## GOAL OF THE EXERCISE
Check each line of the listing below for the string "name", and give only how many lines hold it.

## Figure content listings
▼

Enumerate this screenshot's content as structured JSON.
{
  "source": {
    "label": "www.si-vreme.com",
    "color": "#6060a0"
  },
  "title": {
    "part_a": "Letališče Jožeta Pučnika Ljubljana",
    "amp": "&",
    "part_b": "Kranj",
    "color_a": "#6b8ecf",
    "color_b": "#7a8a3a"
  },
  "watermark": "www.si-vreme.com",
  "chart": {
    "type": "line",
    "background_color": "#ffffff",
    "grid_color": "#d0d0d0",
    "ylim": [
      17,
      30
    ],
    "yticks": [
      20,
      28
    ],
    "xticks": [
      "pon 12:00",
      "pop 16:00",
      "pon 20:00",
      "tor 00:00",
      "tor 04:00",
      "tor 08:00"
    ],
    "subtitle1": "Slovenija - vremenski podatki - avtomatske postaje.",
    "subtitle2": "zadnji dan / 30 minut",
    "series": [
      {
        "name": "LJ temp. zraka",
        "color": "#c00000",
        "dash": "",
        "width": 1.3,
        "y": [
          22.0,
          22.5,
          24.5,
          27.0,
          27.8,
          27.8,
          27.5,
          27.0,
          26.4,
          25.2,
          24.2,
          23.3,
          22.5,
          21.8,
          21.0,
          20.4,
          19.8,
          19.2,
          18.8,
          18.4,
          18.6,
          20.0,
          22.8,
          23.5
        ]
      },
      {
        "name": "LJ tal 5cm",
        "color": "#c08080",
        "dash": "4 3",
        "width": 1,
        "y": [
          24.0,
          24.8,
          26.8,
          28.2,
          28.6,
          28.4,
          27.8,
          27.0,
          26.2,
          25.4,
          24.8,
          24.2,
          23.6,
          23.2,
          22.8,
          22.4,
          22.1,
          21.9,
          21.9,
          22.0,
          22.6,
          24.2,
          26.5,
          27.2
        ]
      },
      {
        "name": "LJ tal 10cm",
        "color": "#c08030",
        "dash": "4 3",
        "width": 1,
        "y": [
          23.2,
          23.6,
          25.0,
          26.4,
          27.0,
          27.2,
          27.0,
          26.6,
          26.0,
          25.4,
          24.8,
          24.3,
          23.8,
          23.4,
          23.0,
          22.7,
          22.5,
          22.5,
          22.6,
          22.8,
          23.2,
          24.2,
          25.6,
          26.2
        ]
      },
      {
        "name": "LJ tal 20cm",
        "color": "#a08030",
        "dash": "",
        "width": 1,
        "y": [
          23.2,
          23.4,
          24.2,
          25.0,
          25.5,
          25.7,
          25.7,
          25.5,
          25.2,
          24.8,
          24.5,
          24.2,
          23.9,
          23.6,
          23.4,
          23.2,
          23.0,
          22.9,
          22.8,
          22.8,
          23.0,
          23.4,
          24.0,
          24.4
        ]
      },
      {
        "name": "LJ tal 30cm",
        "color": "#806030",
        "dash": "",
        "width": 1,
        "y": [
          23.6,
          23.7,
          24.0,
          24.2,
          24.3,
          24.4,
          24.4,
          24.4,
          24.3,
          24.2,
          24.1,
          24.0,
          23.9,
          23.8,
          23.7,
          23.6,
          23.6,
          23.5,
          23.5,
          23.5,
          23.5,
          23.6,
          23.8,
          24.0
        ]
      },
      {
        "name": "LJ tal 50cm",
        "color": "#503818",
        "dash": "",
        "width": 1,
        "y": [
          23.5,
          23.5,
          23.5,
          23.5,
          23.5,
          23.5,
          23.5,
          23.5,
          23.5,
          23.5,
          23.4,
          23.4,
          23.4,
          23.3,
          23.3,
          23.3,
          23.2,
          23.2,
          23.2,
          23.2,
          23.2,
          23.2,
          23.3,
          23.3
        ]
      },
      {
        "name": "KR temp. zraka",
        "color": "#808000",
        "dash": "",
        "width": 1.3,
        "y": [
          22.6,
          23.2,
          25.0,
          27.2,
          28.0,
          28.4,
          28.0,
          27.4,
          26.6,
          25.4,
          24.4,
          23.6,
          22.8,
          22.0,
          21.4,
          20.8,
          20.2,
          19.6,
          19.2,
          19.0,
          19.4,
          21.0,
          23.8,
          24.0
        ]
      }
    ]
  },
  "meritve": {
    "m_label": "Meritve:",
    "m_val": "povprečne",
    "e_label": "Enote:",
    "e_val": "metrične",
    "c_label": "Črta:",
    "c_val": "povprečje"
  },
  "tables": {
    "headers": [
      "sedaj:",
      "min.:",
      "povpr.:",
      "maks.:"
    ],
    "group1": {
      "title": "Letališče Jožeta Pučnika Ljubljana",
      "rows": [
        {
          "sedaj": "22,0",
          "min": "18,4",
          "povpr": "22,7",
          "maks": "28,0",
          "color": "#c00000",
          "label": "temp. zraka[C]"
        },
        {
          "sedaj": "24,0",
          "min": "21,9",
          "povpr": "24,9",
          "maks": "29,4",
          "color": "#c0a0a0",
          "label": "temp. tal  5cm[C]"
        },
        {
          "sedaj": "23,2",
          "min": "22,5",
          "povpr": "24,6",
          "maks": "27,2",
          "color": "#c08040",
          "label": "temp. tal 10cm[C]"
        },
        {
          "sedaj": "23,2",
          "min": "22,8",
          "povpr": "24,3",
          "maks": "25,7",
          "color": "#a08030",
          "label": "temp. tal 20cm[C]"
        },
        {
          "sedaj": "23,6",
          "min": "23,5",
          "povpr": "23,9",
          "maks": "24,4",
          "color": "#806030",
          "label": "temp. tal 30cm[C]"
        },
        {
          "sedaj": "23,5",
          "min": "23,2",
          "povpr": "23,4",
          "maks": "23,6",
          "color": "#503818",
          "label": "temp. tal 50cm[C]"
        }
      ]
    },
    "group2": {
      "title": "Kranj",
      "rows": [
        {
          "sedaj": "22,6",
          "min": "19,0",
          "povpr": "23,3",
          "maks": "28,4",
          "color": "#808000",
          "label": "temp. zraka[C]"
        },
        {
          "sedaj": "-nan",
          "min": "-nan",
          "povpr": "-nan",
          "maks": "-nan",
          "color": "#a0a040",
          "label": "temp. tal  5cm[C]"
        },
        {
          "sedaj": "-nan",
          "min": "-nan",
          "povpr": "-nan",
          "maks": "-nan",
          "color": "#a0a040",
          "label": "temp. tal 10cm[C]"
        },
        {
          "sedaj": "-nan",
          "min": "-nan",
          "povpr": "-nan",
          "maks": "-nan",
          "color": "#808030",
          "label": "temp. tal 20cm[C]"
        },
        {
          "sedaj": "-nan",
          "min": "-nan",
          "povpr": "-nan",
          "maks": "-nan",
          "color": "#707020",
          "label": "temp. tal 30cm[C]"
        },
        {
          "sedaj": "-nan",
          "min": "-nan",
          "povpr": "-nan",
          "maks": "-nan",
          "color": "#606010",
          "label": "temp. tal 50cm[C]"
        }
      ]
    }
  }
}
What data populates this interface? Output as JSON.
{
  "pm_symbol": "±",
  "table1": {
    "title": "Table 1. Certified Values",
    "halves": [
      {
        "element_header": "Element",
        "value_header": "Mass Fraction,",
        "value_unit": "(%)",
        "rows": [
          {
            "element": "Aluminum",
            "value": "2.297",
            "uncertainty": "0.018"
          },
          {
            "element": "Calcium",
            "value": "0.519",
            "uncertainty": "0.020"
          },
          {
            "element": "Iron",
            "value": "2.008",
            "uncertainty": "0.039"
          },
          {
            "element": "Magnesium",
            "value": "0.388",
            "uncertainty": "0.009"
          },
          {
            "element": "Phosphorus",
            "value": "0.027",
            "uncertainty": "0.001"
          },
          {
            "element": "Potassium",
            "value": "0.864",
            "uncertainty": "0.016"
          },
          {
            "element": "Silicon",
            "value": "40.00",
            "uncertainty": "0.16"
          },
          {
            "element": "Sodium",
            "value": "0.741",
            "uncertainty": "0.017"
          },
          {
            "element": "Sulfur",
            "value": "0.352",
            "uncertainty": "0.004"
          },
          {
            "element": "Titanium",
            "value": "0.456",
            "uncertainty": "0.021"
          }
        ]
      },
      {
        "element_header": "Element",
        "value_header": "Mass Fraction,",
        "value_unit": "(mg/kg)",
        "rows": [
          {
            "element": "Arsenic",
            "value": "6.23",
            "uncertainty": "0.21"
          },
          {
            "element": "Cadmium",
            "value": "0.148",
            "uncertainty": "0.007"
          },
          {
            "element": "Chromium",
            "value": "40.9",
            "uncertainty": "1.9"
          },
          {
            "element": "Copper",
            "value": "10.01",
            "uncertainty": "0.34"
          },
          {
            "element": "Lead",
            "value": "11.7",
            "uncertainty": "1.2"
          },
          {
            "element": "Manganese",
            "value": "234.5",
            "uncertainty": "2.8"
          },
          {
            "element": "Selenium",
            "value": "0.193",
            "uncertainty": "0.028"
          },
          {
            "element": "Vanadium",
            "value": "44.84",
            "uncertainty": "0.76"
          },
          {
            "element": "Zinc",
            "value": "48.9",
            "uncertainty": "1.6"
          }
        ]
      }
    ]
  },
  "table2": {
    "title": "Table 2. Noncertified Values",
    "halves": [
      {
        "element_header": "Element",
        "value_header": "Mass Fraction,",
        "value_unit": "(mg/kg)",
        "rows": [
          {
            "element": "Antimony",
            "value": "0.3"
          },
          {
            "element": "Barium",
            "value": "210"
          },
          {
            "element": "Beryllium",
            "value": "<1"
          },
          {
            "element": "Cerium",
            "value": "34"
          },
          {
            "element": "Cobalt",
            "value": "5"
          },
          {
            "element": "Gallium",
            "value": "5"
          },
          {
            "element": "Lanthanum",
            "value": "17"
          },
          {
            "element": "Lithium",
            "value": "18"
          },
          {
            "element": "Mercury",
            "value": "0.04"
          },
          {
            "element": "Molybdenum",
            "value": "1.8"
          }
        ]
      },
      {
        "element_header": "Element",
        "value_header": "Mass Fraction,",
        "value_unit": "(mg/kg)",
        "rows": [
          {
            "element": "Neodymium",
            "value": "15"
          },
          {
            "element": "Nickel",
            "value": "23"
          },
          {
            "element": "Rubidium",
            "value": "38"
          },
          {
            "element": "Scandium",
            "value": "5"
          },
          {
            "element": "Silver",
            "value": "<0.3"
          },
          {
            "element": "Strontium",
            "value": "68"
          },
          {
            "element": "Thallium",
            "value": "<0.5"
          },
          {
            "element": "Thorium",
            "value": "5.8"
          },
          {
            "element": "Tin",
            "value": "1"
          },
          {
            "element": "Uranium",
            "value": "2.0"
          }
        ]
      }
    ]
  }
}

▲

## WRITTEN ANSWER
7